**Short exercise**
Each entry must be given again exactly; images do not belong in the copy.

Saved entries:
<<<<
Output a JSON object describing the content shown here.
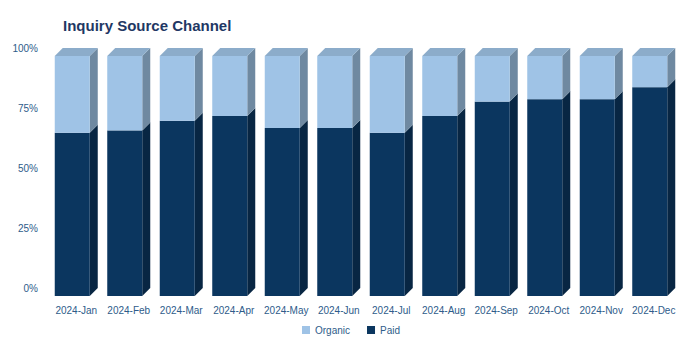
{
  "chart_data": {
    "type": "bar",
    "title": "Inquiry Source Channel",
    "stacked": true,
    "grid": false,
    "legend": "bottom",
    "categories": [
      "2024-Jan",
      "2024-Feb",
      "2024-Mar",
      "2024-Apr",
      "2024-May",
      "2024-Jun",
      "2024-Jul",
      "2024-Aug",
      "2024-Sep",
      "2024-Oct",
      "2024-Nov",
      "2024-Dec"
    ],
    "series": [
      {
        "name": "Organic",
        "color": "#9fc3e6",
        "values": [
          32,
          31,
          27,
          25,
          30,
          30,
          32,
          25,
          19,
          18,
          18,
          13
        ]
      },
      {
        "name": "Paid",
        "color": "#0b365f",
        "values": [
          68,
          69,
          73,
          75,
          70,
          70,
          68,
          75,
          81,
          82,
          82,
          87
        ]
      }
    ],
    "ylim": [
      0,
      100
    ],
    "yticks": [
      {
        "value": 0,
        "label": "0%"
      },
      {
        "value": 25,
        "label": "25%"
      },
      {
        "value": 50,
        "label": "50%"
      },
      {
        "value": 75,
        "label": "75%"
      },
      {
        "value": 100,
        "label": "100%"
      }
    ]
  }
}
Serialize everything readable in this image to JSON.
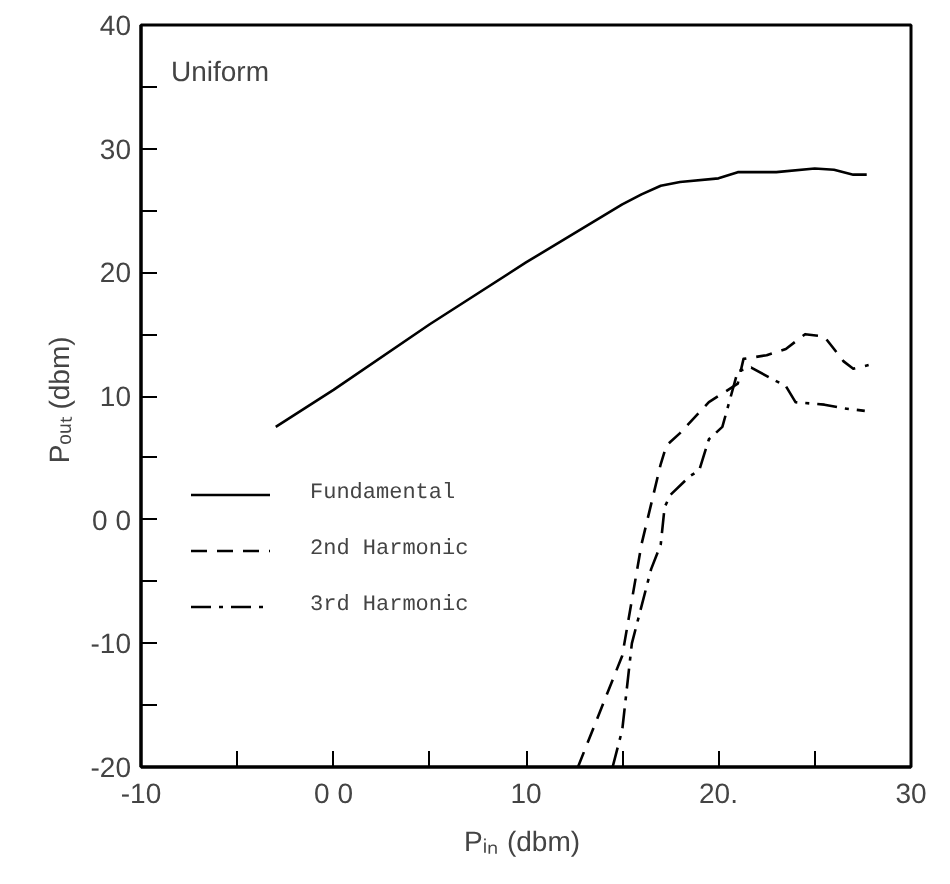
{
  "chart_data": {
    "type": "line",
    "xlabel": "Pᵢₙ  (dbm)",
    "ylabel": "Pₒᵤₜ  (dbm)",
    "annotations": [
      "Uniform"
    ],
    "xlim": [
      -10,
      30
    ],
    "ylim": [
      -20,
      40
    ],
    "xticks": [
      {
        "value": -10,
        "label": "-10"
      },
      {
        "value": -5,
        "label": null
      },
      {
        "value": 0,
        "label": "0 0"
      },
      {
        "value": 5,
        "label": null
      },
      {
        "value": 10,
        "label": "10"
      },
      {
        "value": 15,
        "label": null
      },
      {
        "value": 20,
        "label": "20."
      },
      {
        "value": 25,
        "label": null
      },
      {
        "value": 30,
        "label": "30"
      }
    ],
    "yticks": [
      {
        "value": -20,
        "label": "-20"
      },
      {
        "value": -15,
        "label": null
      },
      {
        "value": -10,
        "label": "-10"
      },
      {
        "value": -5,
        "label": null
      },
      {
        "value": 0,
        "label": "0 0"
      },
      {
        "value": 5,
        "label": null
      },
      {
        "value": 10,
        "label": "10"
      },
      {
        "value": 15,
        "label": null
      },
      {
        "value": 20,
        "label": "20"
      },
      {
        "value": 25,
        "label": null
      },
      {
        "value": 30,
        "label": "30"
      },
      {
        "value": 35,
        "label": null
      },
      {
        "value": 40,
        "label": "40"
      }
    ],
    "grid": false,
    "legend": "left",
    "marker": "none",
    "series": [
      {
        "name": "Fundamental",
        "color": "#000000",
        "line_style": "solid",
        "x": [
          -3,
          0,
          5,
          10,
          15,
          16,
          17,
          18,
          20,
          21,
          23,
          25,
          26,
          27,
          27.7
        ],
        "values": [
          7.5,
          10.5,
          15.8,
          20.8,
          25.5,
          26.3,
          27,
          27.3,
          27.6,
          28.1,
          28.1,
          28.4,
          28.3,
          27.9,
          27.9
        ]
      },
      {
        "name": "2nd Harmonic",
        "color": "#000000",
        "line_style": "dashed",
        "x": [
          12.7,
          15,
          16,
          17,
          17.3,
          18,
          19.5,
          21,
          21.3,
          22.5,
          23.5,
          24.5,
          25.5,
          26.5,
          27,
          27.8
        ],
        "values": [
          -20,
          -11,
          -2,
          4.5,
          6,
          7,
          9.5,
          11,
          13,
          13.3,
          13.8,
          15,
          14.8,
          12.8,
          12.2,
          12.5
        ]
      },
      {
        "name": "3rd Harmonic",
        "color": "#000000",
        "line_style": "dashdot",
        "x": [
          14.5,
          15,
          15.5,
          16.5,
          17,
          17.2,
          17.5,
          18.5,
          19,
          19.5,
          20.2,
          21,
          21.7,
          23,
          23.5,
          24,
          25.5,
          26.5,
          27.6
        ],
        "values": [
          -20,
          -17,
          -10,
          -4,
          -2,
          1,
          2,
          3.5,
          4,
          6.5,
          7.5,
          12,
          12.3,
          11.2,
          10.8,
          9.5,
          9.3,
          9,
          8.8
        ]
      }
    ]
  }
}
>>>>
**Complete output**
Output a JSON object describing the content shown here.
{
  "chart_data": {
    "type": "bar",
    "title": "Inquiry Source Channel",
    "stacked": true,
    "grid": false,
    "legend": "bottom",
    "categories": [
      "2024-Jan",
      "2024-Feb",
      "2024-Mar",
      "2024-Apr",
      "2024-May",
      "2024-Jun",
      "2024-Jul",
      "2024-Aug",
      "2024-Sep",
      "2024-Oct",
      "2024-Nov",
      "2024-Dec"
    ],
    "series": [
      {
        "name": "Organic",
        "color": "#9fc3e6",
        "values": [
          32,
          31,
          27,
          25,
          30,
          30,
          32,
          25,
          19,
          18,
          18,
          13
        ]
      },
      {
        "name": "Paid",
        "color": "#0b365f",
        "values": [
          68,
          69,
          73,
          75,
          70,
          70,
          68,
          75,
          81,
          82,
          82,
          87
        ]
      }
    ],
    "ylim": [
      0,
      100
    ],
    "yticks": [
      {
        "value": 0,
        "label": "0%"
      },
      {
        "value": 25,
        "label": "25%"
      },
      {
        "value": 50,
        "label": "50%"
      },
      {
        "value": 75,
        "label": "75%"
      },
      {
        "value": 100,
        "label": "100%"
      }
    ]
  }
}
Serialize everything readable in this image to JSON.
{
  "chart_data": {
    "type": "line",
    "xlabel": "Pᵢₙ  (dbm)",
    "ylabel": "Pₒᵤₜ  (dbm)",
    "annotations": [
      "Uniform"
    ],
    "xlim": [
      -10,
      30
    ],
    "ylim": [
      -20,
      40
    ],
    "xticks": [
      {
        "value": -10,
        "label": "-10"
      },
      {
        "value": -5,
        "label": null
      },
      {
        "value": 0,
        "label": "0 0"
      },
      {
        "value": 5,
        "label": null
      },
      {
        "value": 10,
        "label": "10"
      },
      {
        "value": 15,
        "label": null
      },
      {
        "value": 20,
        "label": "20."
      },
      {
        "value": 25,
        "label": null
      },
      {
        "value": 30,
        "label": "30"
      }
    ],
    "yticks": [
      {
        "value": -20,
        "label": "-20"
      },
      {
        "value": -15,
        "label": null
      },
      {
        "value": -10,
        "label": "-10"
      },
      {
        "value": -5,
        "label": null
      },
      {
        "value": 0,
        "label": "0 0"
      },
      {
        "value": 5,
        "label": null
      },
      {
        "value": 10,
        "label": "10"
      },
      {
        "value": 15,
        "label": null
      },
      {
        "value": 20,
        "label": "20"
      },
      {
        "value": 25,
        "label": null
      },
      {
        "value": 30,
        "label": "30"
      },
      {
        "value": 35,
        "label": null
      },
      {
        "value": 40,
        "label": "40"
      }
    ],
    "grid": false,
    "legend": "left",
    "marker": "none",
    "series": [
      {
        "name": "Fundamental",
        "color": "#000000",
        "line_style": "solid",
        "x": [
          -3,
          0,
          5,
          10,
          15,
          16,
          17,
          18,
          20,
          21,
          23,
          25,
          26,
          27,
          27.7
        ],
        "values": [
          7.5,
          10.5,
          15.8,
          20.8,
          25.5,
          26.3,
          27,
          27.3,
          27.6,
          28.1,
          28.1,
          28.4,
          28.3,
          27.9,
          27.9
        ]
      },
      {
        "name": "2nd Harmonic",
        "color": "#000000",
        "line_style": "dashed",
        "x": [
          12.7,
          15,
          16,
          17,
          17.3,
          18,
          19.5,
          21,
          21.3,
          22.5,
          23.5,
          24.5,
          25.5,
          26.5,
          27,
          27.8
        ],
        "values": [
          -20,
          -11,
          -2,
          4.5,
          6,
          7,
          9.5,
          11,
          13,
          13.3,
          13.8,
          15,
          14.8,
          12.8,
          12.2,
          12.5
        ]
      },
      {
        "name": "3rd Harmonic",
        "color": "#000000",
        "line_style": "dashdot",
        "x": [
          14.5,
          15,
          15.5,
          16.5,
          17,
          17.2,
          17.5,
          18.5,
          19,
          19.5,
          20.2,
          21,
          21.7,
          23,
          23.5,
          24,
          25.5,
          26.5,
          27.6
        ],
        "values": [
          -20,
          -17,
          -10,
          -4,
          -2,
          1,
          2,
          3.5,
          4,
          6.5,
          7.5,
          12,
          12.3,
          11.2,
          10.8,
          9.5,
          9.3,
          9,
          8.8
        ]
      }
    ]
  }
}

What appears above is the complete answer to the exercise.